**WHAT THE TASK REQUIRES:**
Edit the records from the first line through the line containing "info-line-f3-fb: F3 = 061", swapping "driver" for "woofer" and leaving everything else unchanged.

Records from a dataset

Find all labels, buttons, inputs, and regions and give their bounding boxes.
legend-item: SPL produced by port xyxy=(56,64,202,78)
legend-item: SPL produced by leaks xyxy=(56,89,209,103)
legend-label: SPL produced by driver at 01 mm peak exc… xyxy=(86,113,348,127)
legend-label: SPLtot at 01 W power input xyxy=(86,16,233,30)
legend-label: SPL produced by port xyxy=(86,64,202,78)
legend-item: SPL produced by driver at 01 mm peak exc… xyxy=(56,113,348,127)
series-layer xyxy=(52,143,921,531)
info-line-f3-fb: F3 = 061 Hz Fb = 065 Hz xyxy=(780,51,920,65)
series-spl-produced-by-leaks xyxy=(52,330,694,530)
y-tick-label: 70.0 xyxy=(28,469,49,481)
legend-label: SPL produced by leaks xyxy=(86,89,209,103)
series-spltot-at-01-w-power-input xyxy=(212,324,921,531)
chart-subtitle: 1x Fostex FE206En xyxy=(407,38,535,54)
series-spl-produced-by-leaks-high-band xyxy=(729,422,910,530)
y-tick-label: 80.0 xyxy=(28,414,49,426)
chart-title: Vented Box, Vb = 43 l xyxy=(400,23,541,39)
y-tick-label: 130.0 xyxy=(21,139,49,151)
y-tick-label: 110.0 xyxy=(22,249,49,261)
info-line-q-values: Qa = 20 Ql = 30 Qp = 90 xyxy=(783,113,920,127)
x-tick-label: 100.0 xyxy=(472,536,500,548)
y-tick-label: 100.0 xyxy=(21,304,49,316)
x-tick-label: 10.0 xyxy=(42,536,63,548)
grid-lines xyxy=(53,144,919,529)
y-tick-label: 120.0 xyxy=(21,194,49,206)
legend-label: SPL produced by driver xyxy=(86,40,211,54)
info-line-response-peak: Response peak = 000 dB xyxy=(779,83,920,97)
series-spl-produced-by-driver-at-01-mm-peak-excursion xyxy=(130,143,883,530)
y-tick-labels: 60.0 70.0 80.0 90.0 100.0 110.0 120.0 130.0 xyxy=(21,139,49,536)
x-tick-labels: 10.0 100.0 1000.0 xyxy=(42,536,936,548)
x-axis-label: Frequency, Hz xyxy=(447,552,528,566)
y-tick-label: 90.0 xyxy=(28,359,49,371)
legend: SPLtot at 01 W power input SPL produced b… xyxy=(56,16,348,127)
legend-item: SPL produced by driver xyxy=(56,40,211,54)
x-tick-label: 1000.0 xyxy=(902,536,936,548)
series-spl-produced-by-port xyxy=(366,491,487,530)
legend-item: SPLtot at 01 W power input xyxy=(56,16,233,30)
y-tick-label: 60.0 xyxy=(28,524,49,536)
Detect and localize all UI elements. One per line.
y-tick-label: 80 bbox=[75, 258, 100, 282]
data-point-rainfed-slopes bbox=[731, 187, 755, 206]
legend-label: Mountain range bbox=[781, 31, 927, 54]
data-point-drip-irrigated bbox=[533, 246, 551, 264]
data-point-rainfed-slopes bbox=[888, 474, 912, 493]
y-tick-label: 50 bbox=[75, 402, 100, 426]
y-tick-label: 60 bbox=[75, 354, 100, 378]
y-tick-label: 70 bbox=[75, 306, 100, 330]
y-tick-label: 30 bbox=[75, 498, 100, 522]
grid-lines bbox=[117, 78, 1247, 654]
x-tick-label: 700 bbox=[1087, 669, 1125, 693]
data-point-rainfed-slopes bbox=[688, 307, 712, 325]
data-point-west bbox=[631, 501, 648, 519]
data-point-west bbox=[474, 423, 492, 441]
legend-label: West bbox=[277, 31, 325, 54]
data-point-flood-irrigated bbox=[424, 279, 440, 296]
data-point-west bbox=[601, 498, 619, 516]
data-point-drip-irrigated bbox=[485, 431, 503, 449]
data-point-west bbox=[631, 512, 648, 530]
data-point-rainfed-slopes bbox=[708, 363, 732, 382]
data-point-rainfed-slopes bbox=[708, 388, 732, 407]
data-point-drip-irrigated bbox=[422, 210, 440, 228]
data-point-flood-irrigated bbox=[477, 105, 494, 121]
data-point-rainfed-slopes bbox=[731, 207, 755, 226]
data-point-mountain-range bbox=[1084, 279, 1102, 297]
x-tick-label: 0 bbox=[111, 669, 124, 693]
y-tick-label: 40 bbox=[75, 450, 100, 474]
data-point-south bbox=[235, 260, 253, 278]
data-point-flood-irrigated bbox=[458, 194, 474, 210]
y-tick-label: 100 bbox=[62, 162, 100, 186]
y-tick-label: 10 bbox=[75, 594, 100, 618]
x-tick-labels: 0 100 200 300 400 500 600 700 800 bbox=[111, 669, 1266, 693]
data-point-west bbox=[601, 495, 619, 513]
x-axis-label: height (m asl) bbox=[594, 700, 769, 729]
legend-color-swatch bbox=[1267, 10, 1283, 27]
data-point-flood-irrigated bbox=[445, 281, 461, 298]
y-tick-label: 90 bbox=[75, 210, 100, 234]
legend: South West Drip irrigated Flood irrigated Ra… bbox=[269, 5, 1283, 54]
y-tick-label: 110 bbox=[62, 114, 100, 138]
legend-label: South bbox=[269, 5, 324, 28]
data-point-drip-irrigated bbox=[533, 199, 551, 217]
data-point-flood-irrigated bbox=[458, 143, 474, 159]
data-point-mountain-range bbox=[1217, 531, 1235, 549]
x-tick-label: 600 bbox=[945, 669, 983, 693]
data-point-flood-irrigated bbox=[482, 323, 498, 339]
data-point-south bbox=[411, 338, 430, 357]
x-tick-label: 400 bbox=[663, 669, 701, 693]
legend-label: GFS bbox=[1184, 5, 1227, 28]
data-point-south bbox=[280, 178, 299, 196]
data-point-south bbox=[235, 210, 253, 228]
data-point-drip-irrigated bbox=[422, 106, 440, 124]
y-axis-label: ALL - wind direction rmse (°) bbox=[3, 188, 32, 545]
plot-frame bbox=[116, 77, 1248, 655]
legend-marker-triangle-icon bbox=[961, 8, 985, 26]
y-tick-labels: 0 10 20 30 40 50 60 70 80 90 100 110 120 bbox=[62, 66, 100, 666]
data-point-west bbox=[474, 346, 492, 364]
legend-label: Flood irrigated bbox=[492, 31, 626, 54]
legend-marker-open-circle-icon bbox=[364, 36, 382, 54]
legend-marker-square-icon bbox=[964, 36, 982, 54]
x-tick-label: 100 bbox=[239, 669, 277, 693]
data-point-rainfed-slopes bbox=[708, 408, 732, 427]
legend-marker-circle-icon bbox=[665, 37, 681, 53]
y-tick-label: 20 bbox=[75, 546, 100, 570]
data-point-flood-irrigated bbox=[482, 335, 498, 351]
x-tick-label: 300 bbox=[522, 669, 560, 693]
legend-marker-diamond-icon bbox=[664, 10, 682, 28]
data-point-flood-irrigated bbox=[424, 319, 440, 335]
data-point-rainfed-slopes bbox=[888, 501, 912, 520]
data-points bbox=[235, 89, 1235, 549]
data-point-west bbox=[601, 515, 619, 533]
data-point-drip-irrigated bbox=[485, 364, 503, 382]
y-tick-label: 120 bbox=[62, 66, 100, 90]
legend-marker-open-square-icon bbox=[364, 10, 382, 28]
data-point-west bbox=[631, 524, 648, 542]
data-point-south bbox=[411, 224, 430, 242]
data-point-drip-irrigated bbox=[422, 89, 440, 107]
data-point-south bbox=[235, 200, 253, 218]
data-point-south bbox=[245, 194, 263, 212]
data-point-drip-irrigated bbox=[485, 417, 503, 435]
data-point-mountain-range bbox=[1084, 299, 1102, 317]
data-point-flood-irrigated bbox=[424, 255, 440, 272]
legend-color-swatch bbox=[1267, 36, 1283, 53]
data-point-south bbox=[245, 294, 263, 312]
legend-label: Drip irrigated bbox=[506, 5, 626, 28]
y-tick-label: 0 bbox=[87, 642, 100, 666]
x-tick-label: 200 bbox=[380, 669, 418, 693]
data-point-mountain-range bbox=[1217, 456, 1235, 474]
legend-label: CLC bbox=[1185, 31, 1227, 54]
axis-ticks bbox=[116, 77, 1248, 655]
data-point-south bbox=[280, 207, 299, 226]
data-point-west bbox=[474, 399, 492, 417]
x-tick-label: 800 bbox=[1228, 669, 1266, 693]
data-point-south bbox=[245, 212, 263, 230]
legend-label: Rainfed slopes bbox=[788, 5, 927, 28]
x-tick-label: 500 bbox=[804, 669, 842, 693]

**TASK SOLUTION:**
Find all labels, buttons, inputs, and regions and give their bounding boxes.
legend-item: SPL produced by port xyxy=(56,64,202,78)
legend-item: SPL produced by leaks xyxy=(56,89,209,103)
legend-label: SPL produced by woofer at 01 mm peak exc… xyxy=(86,113,348,127)
legend-label: SPLtot at 01 W power input xyxy=(86,16,233,30)
legend-label: SPL produced by port xyxy=(86,64,202,78)
legend-item: SPL produced by woofer at 01 mm peak exc… xyxy=(56,113,348,127)
series-layer xyxy=(52,143,921,531)
info-line-f3-fb: F3 = 061 Hz Fb = 065 Hz xyxy=(780,51,920,65)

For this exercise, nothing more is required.